# EXERCISE DIRECTIONS:
Transcribe all the records with complete accuracy.

# DATA LINES:

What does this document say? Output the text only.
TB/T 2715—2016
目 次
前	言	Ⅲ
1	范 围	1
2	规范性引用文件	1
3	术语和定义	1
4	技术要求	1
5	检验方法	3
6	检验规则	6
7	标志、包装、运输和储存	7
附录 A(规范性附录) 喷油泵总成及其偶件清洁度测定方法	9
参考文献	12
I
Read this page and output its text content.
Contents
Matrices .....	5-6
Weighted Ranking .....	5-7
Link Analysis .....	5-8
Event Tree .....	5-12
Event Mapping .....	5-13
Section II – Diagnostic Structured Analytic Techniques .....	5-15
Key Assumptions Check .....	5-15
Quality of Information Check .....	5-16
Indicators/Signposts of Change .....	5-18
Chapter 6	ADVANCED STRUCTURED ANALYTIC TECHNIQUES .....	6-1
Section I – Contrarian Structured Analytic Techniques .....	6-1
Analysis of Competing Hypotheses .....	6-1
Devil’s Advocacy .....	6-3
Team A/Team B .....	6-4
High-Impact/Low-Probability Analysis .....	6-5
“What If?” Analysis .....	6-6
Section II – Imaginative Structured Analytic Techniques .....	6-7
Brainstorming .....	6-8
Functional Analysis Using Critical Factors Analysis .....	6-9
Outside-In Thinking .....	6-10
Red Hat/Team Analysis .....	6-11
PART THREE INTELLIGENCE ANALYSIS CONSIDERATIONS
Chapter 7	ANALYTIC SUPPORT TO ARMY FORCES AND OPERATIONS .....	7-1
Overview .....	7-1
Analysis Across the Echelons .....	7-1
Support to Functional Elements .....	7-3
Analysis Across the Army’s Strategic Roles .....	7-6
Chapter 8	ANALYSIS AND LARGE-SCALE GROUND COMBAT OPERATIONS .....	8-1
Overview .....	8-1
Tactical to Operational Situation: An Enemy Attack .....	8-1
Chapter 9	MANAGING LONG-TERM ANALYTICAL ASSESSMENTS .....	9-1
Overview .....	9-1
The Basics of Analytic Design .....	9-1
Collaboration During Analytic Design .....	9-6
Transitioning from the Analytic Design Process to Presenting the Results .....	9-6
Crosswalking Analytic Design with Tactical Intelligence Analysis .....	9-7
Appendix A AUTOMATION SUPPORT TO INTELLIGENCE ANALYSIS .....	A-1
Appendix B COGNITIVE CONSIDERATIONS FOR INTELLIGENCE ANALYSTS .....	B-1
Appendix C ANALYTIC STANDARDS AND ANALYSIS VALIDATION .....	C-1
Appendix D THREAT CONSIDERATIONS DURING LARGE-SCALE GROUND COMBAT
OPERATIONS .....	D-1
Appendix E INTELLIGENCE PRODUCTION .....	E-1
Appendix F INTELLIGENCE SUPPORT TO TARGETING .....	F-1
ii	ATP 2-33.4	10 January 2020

# RESPONSE FOR THIS EXERCISE:
What does this document say? Output the text only.
TB/T 2715—2016
目 次
前	言	Ⅲ
1	范 围	1
2	规范性引用文件	1
3	术语和定义	1
4	技术要求	1
5	检验方法	3
6	检验规则	6
7	标志、包装、运输和储存	7
附录 A(规范性附录) 喷油泵总成及其偶件清洁度测定方法	9
参考文献	12
I
Read this page and output its text content.
Contents
Matrices .....	5-6
Weighted Ranking .....	5-7
Link Analysis .....	5-8
Event Tree .....	5-12
Event Mapping .....	5-13
Section II – Diagnostic Structured Analytic Techniques .....	5-15
Key Assumptions Check .....	5-15
Quality of Information Check .....	5-16
Indicators/Signposts of Change .....	5-18
Chapter 6	ADVANCED STRUCTURED ANALYTIC TECHNIQUES .....	6-1
Section I – Contrarian Structured Analytic Techniques .....	6-1
Analysis of Competing Hypotheses .....	6-1
Devil’s Advocacy .....	6-3
Team A/Team B .....	6-4
High-Impact/Low-Probability Analysis .....	6-5
“What If?” Analysis .....	6-6
Section II – Imaginative Structured Analytic Techniques .....	6-7
Brainstorming .....	6-8
Functional Analysis Using Critical Factors Analysis .....	6-9
Outside-In Thinking .....	6-10
Red Hat/Team Analysis .....	6-11
PART THREE INTELLIGENCE ANALYSIS CONSIDERATIONS
Chapter 7	ANALYTIC SUPPORT TO ARMY FORCES AND OPERATIONS .....	7-1
Overview .....	7-1
Analysis Across the Echelons .....	7-1
Support to Functional Elements .....	7-3
Analysis Across the Army’s Strategic Roles .....	7-6
Chapter 8	ANALYSIS AND LARGE-SCALE GROUND COMBAT OPERATIONS .....	8-1
Overview .....	8-1
Tactical to Operational Situation: An Enemy Attack .....	8-1
Chapter 9	MANAGING LONG-TERM ANALYTICAL ASSESSMENTS .....	9-1
Overview .....	9-1
The Basics of Analytic Design .....	9-1
Collaboration During Analytic Design .....	9-6
Transitioning from the Analytic Design Process to Presenting the Results .....	9-6
Crosswalking Analytic Design with Tactical Intelligence Analysis .....	9-7
Appendix A AUTOMATION SUPPORT TO INTELLIGENCE ANALYSIS .....	A-1
Appendix B COGNITIVE CONSIDERATIONS FOR INTELLIGENCE ANALYSTS .....	B-1
Appendix C ANALYTIC STANDARDS AND ANALYSIS VALIDATION .....	C-1
Appendix D THREAT CONSIDERATIONS DURING LARGE-SCALE GROUND COMBAT
OPERATIONS .....	D-1
Appendix E INTELLIGENCE PRODUCTION .....	E-1
Appendix F INTELLIGENCE SUPPORT TO TARGETING .....	F-1
ii	ATP 2-33.4	10 January 2020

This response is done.